- Required task -
Set down each line of the data below exactly as it stands, dropping the pictures.

(Stored records)
"""

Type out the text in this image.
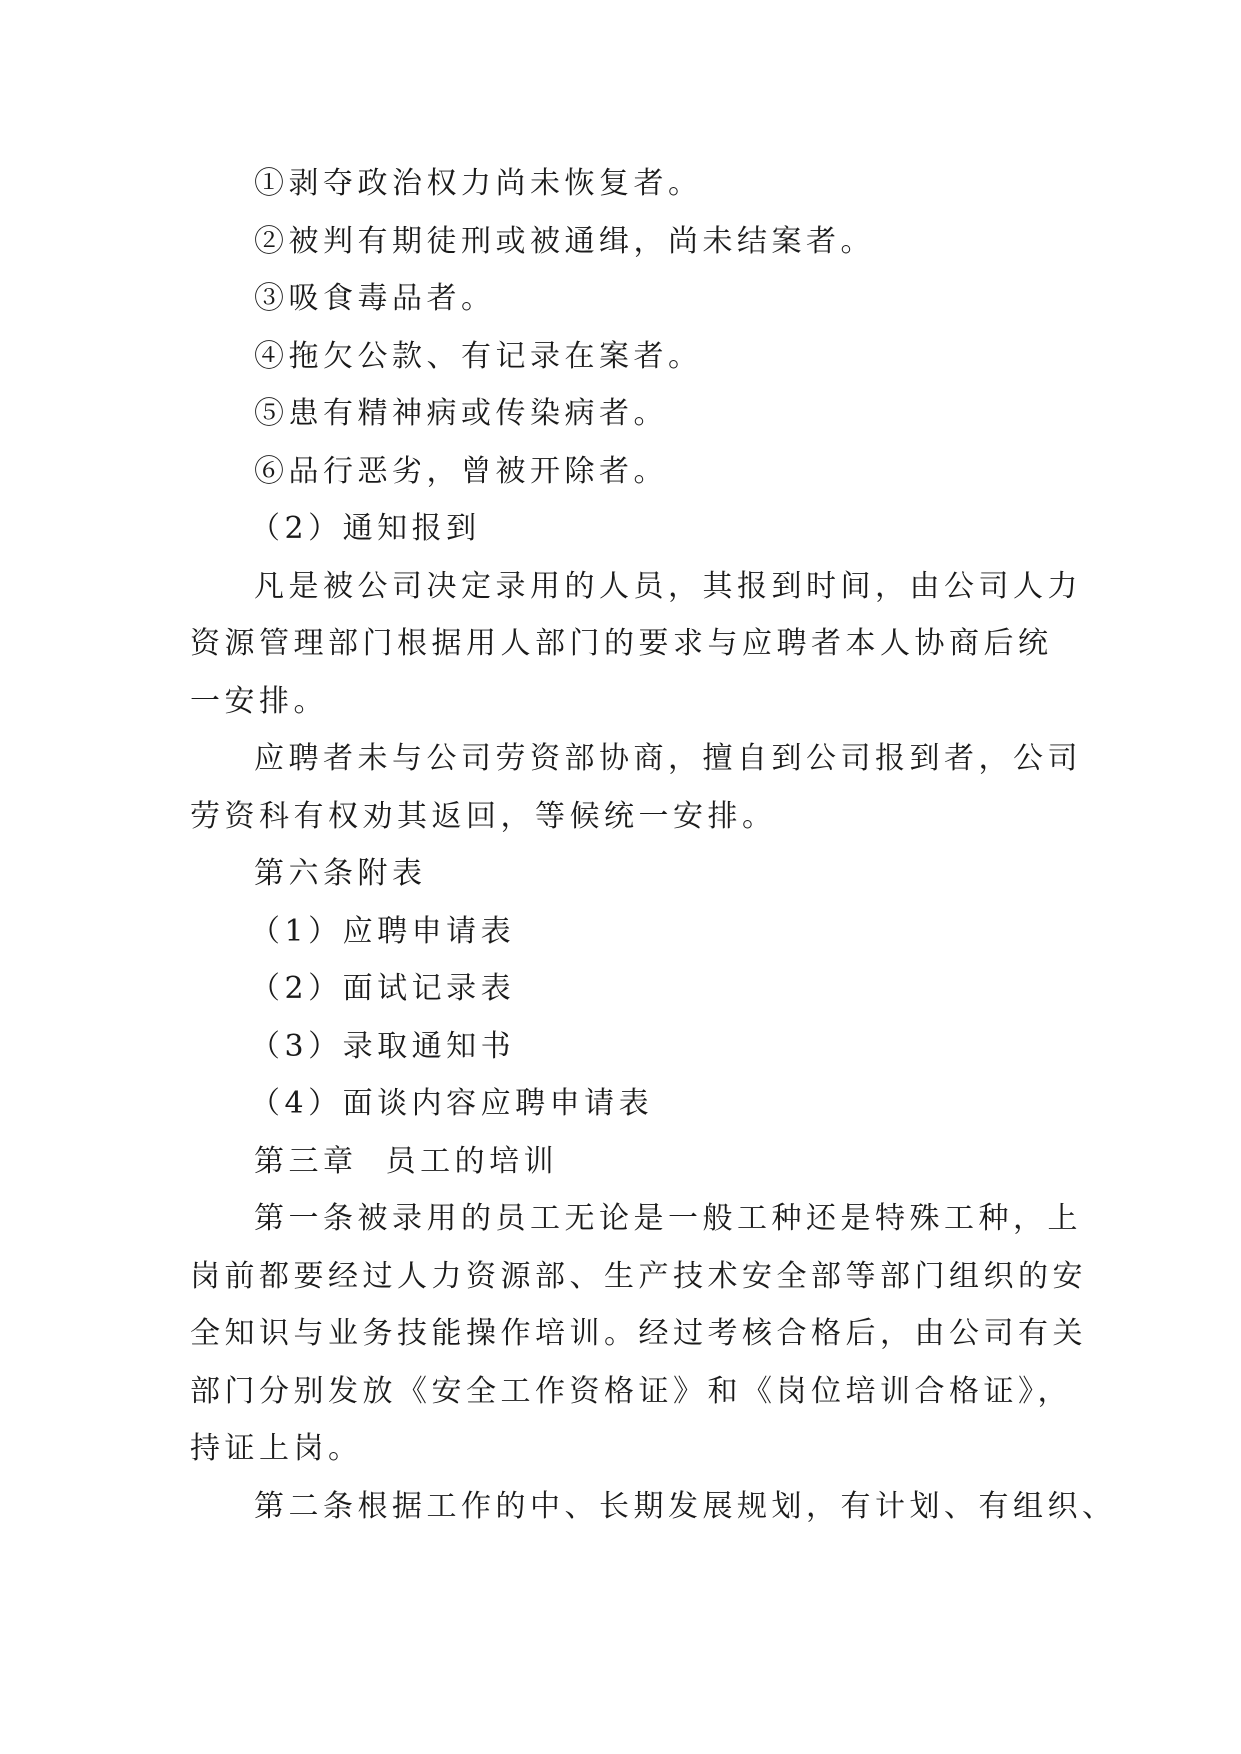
①剥夺政治权力尚未恢复者。

②被判有期徒刑或被通缉，尚未结案者。

③吸食毒品者。

④拖欠公款、有记录在案者。

⑤患有精神病或传染病者。

⑥品行恶劣，曾被开除者。

（2）通知报到

凡是被公司决定录用的人员，其报到时间，由公司人力

资源管理部门根据用人部门的要求与应聘者本人协商后统

一安排。

应聘者未与公司劳资部协商，擅自到公司报到者，公司

劳资科有权劝其返回，等候统一安排。

第六条附表

（1）应聘申请表

（2）面试记录表

（3）录取通知书

（4）面谈内容应聘申请表

第三章  员工的培训

第一条被录用的员工无论是一般工种还是特殊工种，上

岗前都要经过人力资源部、生产技术安全部等部门组织的安

全知识与业务技能操作培训。经过考核合格后，由公司有关

部门分别发放《安全工作资格证》和《岗位培训合格证》，

持证上岗。

第二条根据工作的中、长期发展规划，有计划、有组织、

"""

- Worked solution -
Type out the text in this image.
①剥夺政治权力尚未恢复者。

②被判有期徒刑或被通缉，尚未结案者。

③吸食毒品者。

④拖欠公款、有记录在案者。

⑤患有精神病或传染病者。

⑥品行恶劣，曾被开除者。

（2）通知报到

凡是被公司决定录用的人员，其报到时间，由公司人力

资源管理部门根据用人部门的要求与应聘者本人协商后统

一安排。

应聘者未与公司劳资部协商，擅自到公司报到者，公司

劳资科有权劝其返回，等候统一安排。

第六条附表

（1）应聘申请表

（2）面试记录表

（3）录取通知书

（4）面谈内容应聘申请表

第三章  员工的培训

第一条被录用的员工无论是一般工种还是特殊工种，上

岗前都要经过人力资源部、生产技术安全部等部门组织的安

全知识与业务技能操作培训。经过考核合格后，由公司有关

部门分别发放《安全工作资格证》和《岗位培训合格证》，

持证上岗。

第二条根据工作的中、长期发展规划，有计划、有组织、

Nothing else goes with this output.